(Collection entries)

|---|

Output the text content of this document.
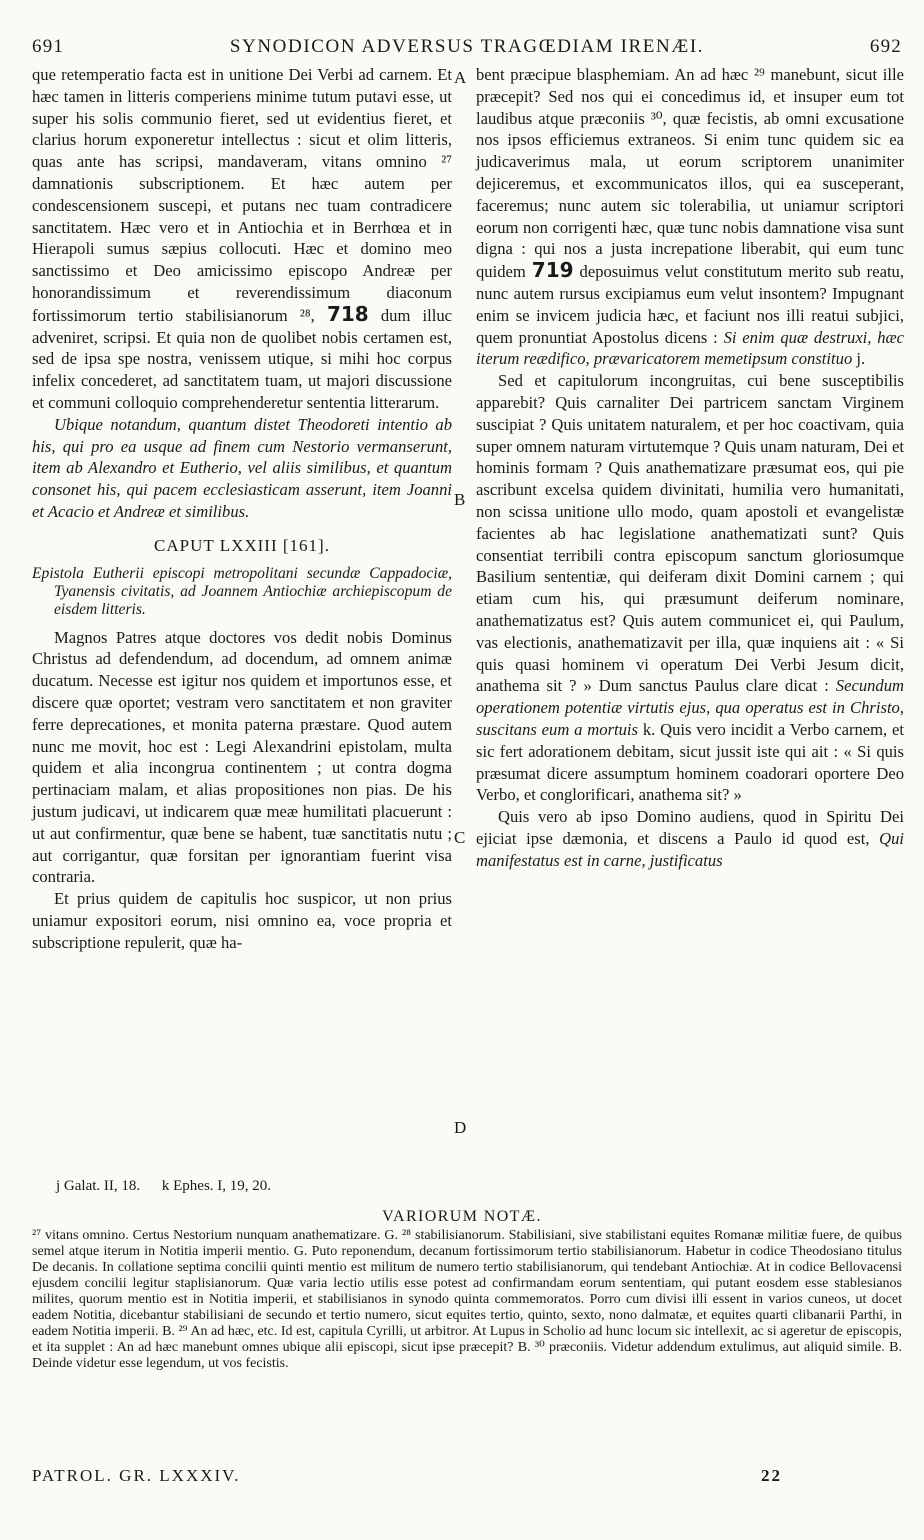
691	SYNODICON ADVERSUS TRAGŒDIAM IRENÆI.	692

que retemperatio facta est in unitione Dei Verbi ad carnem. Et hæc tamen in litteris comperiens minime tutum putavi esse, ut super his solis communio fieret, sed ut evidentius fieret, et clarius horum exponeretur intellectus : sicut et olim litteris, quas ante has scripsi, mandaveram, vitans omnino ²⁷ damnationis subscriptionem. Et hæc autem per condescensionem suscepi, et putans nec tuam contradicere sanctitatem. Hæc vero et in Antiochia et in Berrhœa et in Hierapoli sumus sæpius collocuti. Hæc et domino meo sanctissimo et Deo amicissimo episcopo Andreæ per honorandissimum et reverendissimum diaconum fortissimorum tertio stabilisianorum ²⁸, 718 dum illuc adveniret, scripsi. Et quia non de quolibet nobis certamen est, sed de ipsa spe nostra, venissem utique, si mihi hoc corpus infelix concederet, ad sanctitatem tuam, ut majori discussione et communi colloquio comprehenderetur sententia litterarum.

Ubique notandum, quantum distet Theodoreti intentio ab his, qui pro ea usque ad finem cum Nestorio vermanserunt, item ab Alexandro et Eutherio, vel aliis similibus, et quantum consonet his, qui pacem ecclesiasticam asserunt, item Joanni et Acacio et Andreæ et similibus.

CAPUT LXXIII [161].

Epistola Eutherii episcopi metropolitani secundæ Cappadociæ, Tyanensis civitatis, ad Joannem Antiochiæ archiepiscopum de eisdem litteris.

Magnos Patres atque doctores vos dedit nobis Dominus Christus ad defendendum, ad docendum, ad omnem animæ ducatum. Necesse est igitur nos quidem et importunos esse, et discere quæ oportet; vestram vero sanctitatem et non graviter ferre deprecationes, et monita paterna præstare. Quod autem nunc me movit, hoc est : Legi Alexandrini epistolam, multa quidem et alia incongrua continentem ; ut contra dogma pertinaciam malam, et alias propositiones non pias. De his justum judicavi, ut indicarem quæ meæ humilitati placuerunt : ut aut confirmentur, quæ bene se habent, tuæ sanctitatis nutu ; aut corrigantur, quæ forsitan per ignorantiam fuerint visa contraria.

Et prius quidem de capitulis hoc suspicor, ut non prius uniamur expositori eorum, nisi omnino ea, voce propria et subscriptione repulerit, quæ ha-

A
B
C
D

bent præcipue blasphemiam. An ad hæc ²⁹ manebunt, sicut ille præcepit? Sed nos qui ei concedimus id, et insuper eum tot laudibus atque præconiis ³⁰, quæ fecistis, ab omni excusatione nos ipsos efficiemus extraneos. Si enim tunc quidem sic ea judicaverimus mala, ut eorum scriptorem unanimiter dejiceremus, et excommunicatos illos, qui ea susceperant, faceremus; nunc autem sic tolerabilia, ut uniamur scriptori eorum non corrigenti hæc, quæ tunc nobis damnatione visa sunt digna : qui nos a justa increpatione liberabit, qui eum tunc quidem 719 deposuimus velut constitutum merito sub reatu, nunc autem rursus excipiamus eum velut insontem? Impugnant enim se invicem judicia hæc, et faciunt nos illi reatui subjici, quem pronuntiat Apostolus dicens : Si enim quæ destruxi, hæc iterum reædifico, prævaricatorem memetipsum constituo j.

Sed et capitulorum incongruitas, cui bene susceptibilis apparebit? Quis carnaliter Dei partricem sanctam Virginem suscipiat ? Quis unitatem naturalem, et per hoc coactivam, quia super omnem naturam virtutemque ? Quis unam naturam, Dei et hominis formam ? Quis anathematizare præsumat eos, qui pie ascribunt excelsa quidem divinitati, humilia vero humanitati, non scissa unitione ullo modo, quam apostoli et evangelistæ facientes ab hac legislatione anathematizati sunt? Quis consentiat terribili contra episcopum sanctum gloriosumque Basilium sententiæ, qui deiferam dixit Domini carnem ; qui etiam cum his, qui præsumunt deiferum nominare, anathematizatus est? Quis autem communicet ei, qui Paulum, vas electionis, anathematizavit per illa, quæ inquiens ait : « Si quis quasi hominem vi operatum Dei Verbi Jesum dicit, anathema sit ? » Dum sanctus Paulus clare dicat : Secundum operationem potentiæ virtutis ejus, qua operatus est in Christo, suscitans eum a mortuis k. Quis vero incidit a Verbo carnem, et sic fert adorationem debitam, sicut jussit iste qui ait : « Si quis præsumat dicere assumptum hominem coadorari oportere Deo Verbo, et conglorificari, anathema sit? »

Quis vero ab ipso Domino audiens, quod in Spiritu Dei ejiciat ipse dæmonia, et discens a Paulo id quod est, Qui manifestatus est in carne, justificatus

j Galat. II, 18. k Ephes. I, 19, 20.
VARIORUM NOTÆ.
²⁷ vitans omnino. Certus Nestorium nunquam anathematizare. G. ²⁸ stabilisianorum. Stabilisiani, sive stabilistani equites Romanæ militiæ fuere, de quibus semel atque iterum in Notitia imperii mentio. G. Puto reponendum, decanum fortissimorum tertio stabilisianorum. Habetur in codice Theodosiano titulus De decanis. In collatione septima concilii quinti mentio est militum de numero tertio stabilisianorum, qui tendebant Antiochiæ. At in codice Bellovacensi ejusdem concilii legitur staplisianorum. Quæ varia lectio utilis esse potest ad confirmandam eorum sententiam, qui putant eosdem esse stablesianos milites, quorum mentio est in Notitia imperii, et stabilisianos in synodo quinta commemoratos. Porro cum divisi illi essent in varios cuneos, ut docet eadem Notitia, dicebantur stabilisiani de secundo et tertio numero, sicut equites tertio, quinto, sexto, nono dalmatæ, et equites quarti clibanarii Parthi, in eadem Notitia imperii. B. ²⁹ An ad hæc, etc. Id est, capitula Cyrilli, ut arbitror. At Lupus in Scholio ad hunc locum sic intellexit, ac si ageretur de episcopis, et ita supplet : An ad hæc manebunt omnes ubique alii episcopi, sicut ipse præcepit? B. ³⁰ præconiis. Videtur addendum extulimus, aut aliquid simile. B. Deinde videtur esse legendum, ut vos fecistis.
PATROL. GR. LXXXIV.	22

|---|

Strip the images and reproduce the remaining records precisely.

Output the text content of this document.
691	SYNODICON ADVERSUS TRAGŒDIAM IRENÆI.	692

que retemperatio facta est in unitione Dei Verbi ad carnem. Et hæc tamen in litteris comperiens minime tutum putavi esse, ut super his solis communio fieret, sed ut evidentius fieret, et clarius horum exponeretur intellectus : sicut et olim litteris, quas ante has scripsi, mandaveram, vitans omnino ²⁷ damnationis subscriptionem. Et hæc autem per condescensionem suscepi, et putans nec tuam contradicere sanctitatem. Hæc vero et in Antiochia et in Berrhœa et in Hierapoli sumus sæpius collocuti. Hæc et domino meo sanctissimo et Deo amicissimo episcopo Andreæ per honorandissimum et reverendissimum diaconum fortissimorum tertio stabilisianorum ²⁸, 718 dum illuc adveniret, scripsi. Et quia non de quolibet nobis certamen est, sed de ipsa spe nostra, venissem utique, si mihi hoc corpus infelix concederet, ad sanctitatem tuam, ut majori discussione et communi colloquio comprehenderetur sententia litterarum.

Ubique notandum, quantum distet Theodoreti intentio ab his, qui pro ea usque ad finem cum Nestorio vermanserunt, item ab Alexandro et Eutherio, vel aliis similibus, et quantum consonet his, qui pacem ecclesiasticam asserunt, item Joanni et Acacio et Andreæ et similibus.

CAPUT LXXIII [161].

Epistola Eutherii episcopi metropolitani secundæ Cappadociæ, Tyanensis civitatis, ad Joannem Antiochiæ archiepiscopum de eisdem litteris.

Magnos Patres atque doctores vos dedit nobis Dominus Christus ad defendendum, ad docendum, ad omnem animæ ducatum. Necesse est igitur nos quidem et importunos esse, et discere quæ oportet; vestram vero sanctitatem et non graviter ferre deprecationes, et monita paterna præstare. Quod autem nunc me movit, hoc est : Legi Alexandrini epistolam, multa quidem et alia incongrua continentem ; ut contra dogma pertinaciam malam, et alias propositiones non pias. De his justum judicavi, ut indicarem quæ meæ humilitati placuerunt : ut aut confirmentur, quæ bene se habent, tuæ sanctitatis nutu ; aut corrigantur, quæ forsitan per ignorantiam fuerint visa contraria.

Et prius quidem de capitulis hoc suspicor, ut non prius uniamur expositori eorum, nisi omnino ea, voce propria et subscriptione repulerit, quæ ha-

A
B
C
D

bent præcipue blasphemiam. An ad hæc ²⁹ manebunt, sicut ille præcepit? Sed nos qui ei concedimus id, et insuper eum tot laudibus atque præconiis ³⁰, quæ fecistis, ab omni excusatione nos ipsos efficiemus extraneos. Si enim tunc quidem sic ea judicaverimus mala, ut eorum scriptorem unanimiter dejiceremus, et excommunicatos illos, qui ea susceperant, faceremus; nunc autem sic tolerabilia, ut uniamur scriptori eorum non corrigenti hæc, quæ tunc nobis damnatione visa sunt digna : qui nos a justa increpatione liberabit, qui eum tunc quidem 719 deposuimus velut constitutum merito sub reatu, nunc autem rursus excipiamus eum velut insontem? Impugnant enim se invicem judicia hæc, et faciunt nos illi reatui subjici, quem pronuntiat Apostolus dicens : Si enim quæ destruxi, hæc iterum reædifico, prævaricatorem memetipsum constituo j.

Sed et capitulorum incongruitas, cui bene susceptibilis apparebit? Quis carnaliter Dei partricem sanctam Virginem suscipiat ? Quis unitatem naturalem, et per hoc coactivam, quia super omnem naturam virtutemque ? Quis unam naturam, Dei et hominis formam ? Quis anathematizare præsumat eos, qui pie ascribunt excelsa quidem divinitati, humilia vero humanitati, non scissa unitione ullo modo, quam apostoli et evangelistæ facientes ab hac legislatione anathematizati sunt? Quis consentiat terribili contra episcopum sanctum gloriosumque Basilium sententiæ, qui deiferam dixit Domini carnem ; qui etiam cum his, qui præsumunt deiferum nominare, anathematizatus est? Quis autem communicet ei, qui Paulum, vas electionis, anathematizavit per illa, quæ inquiens ait : « Si quis quasi hominem vi operatum Dei Verbi Jesum dicit, anathema sit ? » Dum sanctus Paulus clare dicat : Secundum operationem potentiæ virtutis ejus, qua operatus est in Christo, suscitans eum a mortuis k. Quis vero incidit a Verbo carnem, et sic fert adorationem debitam, sicut jussit iste qui ait : « Si quis præsumat dicere assumptum hominem coadorari oportere Deo Verbo, et conglorificari, anathema sit? »

Quis vero ab ipso Domino audiens, quod in Spiritu Dei ejiciat ipse dæmonia, et discens a Paulo id quod est, Qui manifestatus est in carne, justificatus

j Galat. II, 18. k Ephes. I, 19, 20.
VARIORUM NOTÆ.
²⁷ vitans omnino. Certus Nestorium nunquam anathematizare. G. ²⁸ stabilisianorum. Stabilisiani, sive stabilistani equites Romanæ militiæ fuere, de quibus semel atque iterum in Notitia imperii mentio. G. Puto reponendum, decanum fortissimorum tertio stabilisianorum. Habetur in codice Theodosiano titulus De decanis. In collatione septima concilii quinti mentio est militum de numero tertio stabilisianorum, qui tendebant Antiochiæ. At in codice Bellovacensi ejusdem concilii legitur staplisianorum. Quæ varia lectio utilis esse potest ad confirmandam eorum sententiam, qui putant eosdem esse stablesianos milites, quorum mentio est in Notitia imperii, et stabilisianos in synodo quinta commemoratos. Porro cum divisi illi essent in varios cuneos, ut docet eadem Notitia, dicebantur stabilisiani de secundo et tertio numero, sicut equites tertio, quinto, sexto, nono dalmatæ, et equites quarti clibanarii Parthi, in eadem Notitia imperii. B. ²⁹ An ad hæc, etc. Id est, capitula Cyrilli, ut arbitror. At Lupus in Scholio ad hunc locum sic intellexit, ac si ageretur de episcopis, et ita supplet : An ad hæc manebunt omnes ubique alii episcopi, sicut ipse præcepit? B. ³⁰ præconiis. Videtur addendum extulimus, aut aliquid simile. B. Deinde videtur esse legendum, ut vos fecistis.
PATROL. GR. LXXXIV.	22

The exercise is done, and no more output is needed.